-- 题目 1 --
把记录从开头一直到含有“line-number: 28 bbox=[548, 347, 567, 366]”的那一行重新写一遍，将其中的“code-text”都换成“code-snippet”，别的地方一个字都不动。

Workflow of the DP-GEN

初始化（init）：通过第一性原理计算生成初始训练数据集。
运行（run）：DP-GEN 的主要过程，在此过程中训练数据集得到丰富，DP 模型的质量自动得到提高。
自动测试（autotest）：计算一组简单的性质和/或进行测试，以与密度泛函理论（DFT）和/或经验原子间势能进行比较。

param.json

param.json 中的关键字可以分为 4 部分：

系统和数据：用于指定原子类型、初始数据等。
训练：主要用于指定训练步骤中的任务。
探索：主要用于指定标记步骤中的任务。
标记：主要用于指定标记步骤中的任务。

这里我们以气相甲烷分子为例介绍 param.json 中的主要关键字。

系统和数据

与系统和数据相关的关键字如下：

json

**"type_map"**: ["H","C"],
**"mass_map"**: [1,12],
**"init_data_prefix"**: "../",
**"init_data_sys"**: ["init/CH4.POSCAR.01x01x01/02.md/sys-0004-0001/deepmd"],
**"sys_configs_prefix"**: "../",
**"sys_configs"**: [
     ["init/CH4.POSCAR.01x01x01/01.scale_pert/sys-0004-0001/scale-1.000/00000*/POSCAR"],
     ["init/CH4.POSCAR.01x01x01/01.scale_pert/sys-0004-0001/scale-1.000/00001*/POSCAR"]
],
**"_comment"**: " that's all ",

关键字说明：

关键字	类型	说明
“type_map”	list	原子类型
“mass_map”	list	标准原子质量。
“init_data_prefix”	string	初始数据目录的前缀。
“init_data_sys”	list	初始数据的目录。你可以在此处使用绝对路径或相对路径。
“sys_configs_prefix”	string	sys_configs 的前缀。
“sys_configs”	list	包含在迭代中要探索的结构的目录。这里支持通配符。

示例说明：

与系统相关的关键字指定了系统的基本信息。“type_map”给出了原子类型，即“H”和“C”。“mass_map”给出了标准原子质量，即“1”和“12”。

训练

fitting_net param

model/fitting_net 配置参数用于拟合物理属性，并根据 type 参数的不同接受不同的子参数。以下是对各选项的详细解释：

`type` 参数

路径: model/fitting_net/type
类型: str
默认值: ener
可选值: ener, dipole, polar
ener: 拟合能量模型（势能面）。
dipole: 拟合原子偶极矩模型。需要在数据系统中提供 dipole.npy 文件。
polar: 拟合原子极化率模型。需要在数据系统中提供 polarizability.npy 文件。

(已保存的条目)
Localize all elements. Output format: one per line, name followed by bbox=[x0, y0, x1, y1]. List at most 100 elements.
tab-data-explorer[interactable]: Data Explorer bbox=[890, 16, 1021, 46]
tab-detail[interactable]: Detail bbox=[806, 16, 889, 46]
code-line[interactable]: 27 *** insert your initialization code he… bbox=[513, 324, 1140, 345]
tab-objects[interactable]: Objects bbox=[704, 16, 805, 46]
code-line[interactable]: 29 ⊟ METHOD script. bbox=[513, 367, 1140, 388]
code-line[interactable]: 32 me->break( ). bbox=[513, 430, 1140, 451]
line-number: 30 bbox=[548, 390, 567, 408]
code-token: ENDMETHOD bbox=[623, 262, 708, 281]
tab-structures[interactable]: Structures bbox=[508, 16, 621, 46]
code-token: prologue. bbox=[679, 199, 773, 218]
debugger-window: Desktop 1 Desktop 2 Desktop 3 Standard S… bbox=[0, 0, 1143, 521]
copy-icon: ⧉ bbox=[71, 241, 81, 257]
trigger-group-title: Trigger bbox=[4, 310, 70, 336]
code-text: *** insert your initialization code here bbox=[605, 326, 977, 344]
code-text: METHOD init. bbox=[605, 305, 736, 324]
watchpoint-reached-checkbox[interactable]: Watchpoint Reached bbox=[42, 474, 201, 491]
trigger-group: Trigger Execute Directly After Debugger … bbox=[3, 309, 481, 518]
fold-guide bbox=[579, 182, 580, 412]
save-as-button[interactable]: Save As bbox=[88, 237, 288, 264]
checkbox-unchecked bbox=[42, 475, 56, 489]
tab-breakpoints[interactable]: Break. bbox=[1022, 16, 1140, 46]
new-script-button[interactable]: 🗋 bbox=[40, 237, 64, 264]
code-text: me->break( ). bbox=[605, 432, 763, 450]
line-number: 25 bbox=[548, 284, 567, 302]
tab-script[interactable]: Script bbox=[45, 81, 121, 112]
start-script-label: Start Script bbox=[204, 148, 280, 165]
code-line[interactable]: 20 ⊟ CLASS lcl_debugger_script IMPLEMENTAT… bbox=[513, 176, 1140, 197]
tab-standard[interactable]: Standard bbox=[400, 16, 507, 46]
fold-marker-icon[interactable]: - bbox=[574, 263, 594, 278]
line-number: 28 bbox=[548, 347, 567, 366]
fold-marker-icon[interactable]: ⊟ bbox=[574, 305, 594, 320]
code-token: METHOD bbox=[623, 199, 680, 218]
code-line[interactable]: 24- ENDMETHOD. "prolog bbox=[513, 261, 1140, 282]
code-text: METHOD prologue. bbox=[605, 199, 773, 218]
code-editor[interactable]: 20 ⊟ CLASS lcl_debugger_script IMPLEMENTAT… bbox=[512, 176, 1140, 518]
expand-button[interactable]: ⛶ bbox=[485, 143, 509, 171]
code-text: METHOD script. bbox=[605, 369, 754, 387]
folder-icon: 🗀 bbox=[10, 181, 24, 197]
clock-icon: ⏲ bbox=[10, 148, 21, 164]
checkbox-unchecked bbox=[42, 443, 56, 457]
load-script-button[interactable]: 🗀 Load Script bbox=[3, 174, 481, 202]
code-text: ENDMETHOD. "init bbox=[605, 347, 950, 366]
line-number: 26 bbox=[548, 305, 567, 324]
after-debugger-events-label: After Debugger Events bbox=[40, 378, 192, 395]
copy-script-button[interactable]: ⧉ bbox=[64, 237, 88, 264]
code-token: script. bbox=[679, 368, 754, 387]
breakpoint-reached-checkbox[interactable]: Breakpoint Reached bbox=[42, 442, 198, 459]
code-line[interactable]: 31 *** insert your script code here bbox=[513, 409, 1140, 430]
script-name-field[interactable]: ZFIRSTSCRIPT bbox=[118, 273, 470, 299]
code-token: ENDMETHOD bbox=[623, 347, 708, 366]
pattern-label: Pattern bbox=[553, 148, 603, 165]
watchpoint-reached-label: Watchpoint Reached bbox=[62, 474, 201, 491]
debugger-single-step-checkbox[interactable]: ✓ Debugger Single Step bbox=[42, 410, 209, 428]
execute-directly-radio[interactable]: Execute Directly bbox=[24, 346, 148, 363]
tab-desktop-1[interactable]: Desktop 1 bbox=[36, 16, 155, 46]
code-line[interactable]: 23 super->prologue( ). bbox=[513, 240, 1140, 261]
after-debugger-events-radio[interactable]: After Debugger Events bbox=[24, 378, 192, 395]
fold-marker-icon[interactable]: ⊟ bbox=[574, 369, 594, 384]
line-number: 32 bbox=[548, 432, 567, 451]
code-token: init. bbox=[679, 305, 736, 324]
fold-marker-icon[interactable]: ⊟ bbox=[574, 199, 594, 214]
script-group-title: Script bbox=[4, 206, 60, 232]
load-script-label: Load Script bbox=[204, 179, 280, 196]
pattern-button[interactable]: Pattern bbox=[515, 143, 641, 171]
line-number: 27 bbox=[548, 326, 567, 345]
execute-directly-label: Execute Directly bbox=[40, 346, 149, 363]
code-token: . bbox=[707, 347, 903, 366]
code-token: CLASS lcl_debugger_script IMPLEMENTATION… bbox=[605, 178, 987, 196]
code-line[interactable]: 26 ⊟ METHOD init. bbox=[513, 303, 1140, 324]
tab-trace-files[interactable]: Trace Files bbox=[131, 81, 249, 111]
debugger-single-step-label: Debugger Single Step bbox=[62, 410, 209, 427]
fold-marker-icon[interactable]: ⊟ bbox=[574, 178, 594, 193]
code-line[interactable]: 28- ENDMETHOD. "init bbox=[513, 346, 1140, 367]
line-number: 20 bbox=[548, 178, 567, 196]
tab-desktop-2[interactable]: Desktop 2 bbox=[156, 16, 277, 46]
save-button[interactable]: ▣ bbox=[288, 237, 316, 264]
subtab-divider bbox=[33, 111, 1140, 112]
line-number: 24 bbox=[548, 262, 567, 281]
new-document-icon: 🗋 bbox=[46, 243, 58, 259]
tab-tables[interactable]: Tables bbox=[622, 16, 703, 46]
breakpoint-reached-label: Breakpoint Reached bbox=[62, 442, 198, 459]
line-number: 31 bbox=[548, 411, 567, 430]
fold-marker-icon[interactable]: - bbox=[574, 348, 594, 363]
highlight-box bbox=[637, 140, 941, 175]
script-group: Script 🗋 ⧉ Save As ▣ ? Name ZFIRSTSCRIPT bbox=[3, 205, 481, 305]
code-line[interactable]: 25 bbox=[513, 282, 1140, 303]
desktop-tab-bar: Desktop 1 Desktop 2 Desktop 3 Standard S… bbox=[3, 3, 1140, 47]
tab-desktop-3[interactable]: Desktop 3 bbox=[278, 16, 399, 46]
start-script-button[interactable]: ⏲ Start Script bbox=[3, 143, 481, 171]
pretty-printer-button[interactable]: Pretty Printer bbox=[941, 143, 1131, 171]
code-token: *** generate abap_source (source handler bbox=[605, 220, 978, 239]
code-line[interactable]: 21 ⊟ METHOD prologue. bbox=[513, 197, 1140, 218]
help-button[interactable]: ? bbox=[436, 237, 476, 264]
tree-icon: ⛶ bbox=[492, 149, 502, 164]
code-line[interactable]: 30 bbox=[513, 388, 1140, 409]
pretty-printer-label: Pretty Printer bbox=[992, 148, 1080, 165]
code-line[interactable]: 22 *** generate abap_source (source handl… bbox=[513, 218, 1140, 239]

-- 题目 2 --
用两句话概括阅读材料的要点。

-- 参考答案 1 --
Localize all elements. Output format: one per line, name followed by bbox=[x0, y0, x1, y1]. List at most 100 elements.
tab-data-explorer[interactable]: Data Explorer bbox=[890, 16, 1021, 46]
tab-detail[interactable]: Detail bbox=[806, 16, 889, 46]
code-line[interactable]: 27 *** insert your initialization code he… bbox=[513, 324, 1140, 345]
tab-objects[interactable]: Objects bbox=[704, 16, 805, 46]
code-line[interactable]: 29 ⊟ METHOD script. bbox=[513, 367, 1140, 388]
code-line[interactable]: 32 me->break( ). bbox=[513, 430, 1140, 451]
line-number: 30 bbox=[548, 390, 567, 408]
code-token: ENDMETHOD bbox=[623, 262, 708, 281]
tab-structures[interactable]: Structures bbox=[508, 16, 621, 46]
code-token: prologue. bbox=[679, 199, 773, 218]
debugger-window: Desktop 1 Desktop 2 Desktop 3 Standard S… bbox=[0, 0, 1143, 521]
copy-icon: ⧉ bbox=[71, 241, 81, 257]
trigger-group-title: Trigger bbox=[4, 310, 70, 336]
code-snippet: *** insert your initialization code here bbox=[605, 326, 977, 344]
code-snippet: METHOD init. bbox=[605, 305, 736, 324]
watchpoint-reached-checkbox[interactable]: Watchpoint Reached bbox=[42, 474, 201, 491]
trigger-group: Trigger Execute Directly After Debugger … bbox=[3, 309, 481, 518]
fold-guide bbox=[579, 182, 580, 412]
save-as-button[interactable]: Save As bbox=[88, 237, 288, 264]
checkbox-unchecked bbox=[42, 475, 56, 489]
tab-breakpoints[interactable]: Break. bbox=[1022, 16, 1140, 46]
new-script-button[interactable]: 🗋 bbox=[40, 237, 64, 264]
code-snippet: me->break( ). bbox=[605, 432, 763, 450]
line-number: 25 bbox=[548, 284, 567, 302]
tab-script[interactable]: Script bbox=[45, 81, 121, 112]
start-script-label: Start Script bbox=[204, 148, 280, 165]
code-line[interactable]: 20 ⊟ CLASS lcl_debugger_script IMPLEMENTAT… bbox=[513, 176, 1140, 197]
tab-standard[interactable]: Standard bbox=[400, 16, 507, 46]
fold-marker-icon[interactable]: - bbox=[574, 263, 594, 278]
line-number: 28 bbox=[548, 347, 567, 366]

-- 参考答案 2 --
DP-GEN 的流程分为初始化、运行和自动测试三步：初始化通过第一性原理计算生成初始训练数据集，运行过程会丰富训练数据集并自动提高 DP 模型的质量。param.json 中的关键字分为系统和数据、训练、探索、标记四部分，文中以气相甲烷分子为例，介绍了“type_map”“mass_map”等与系统和数据相关的关键字。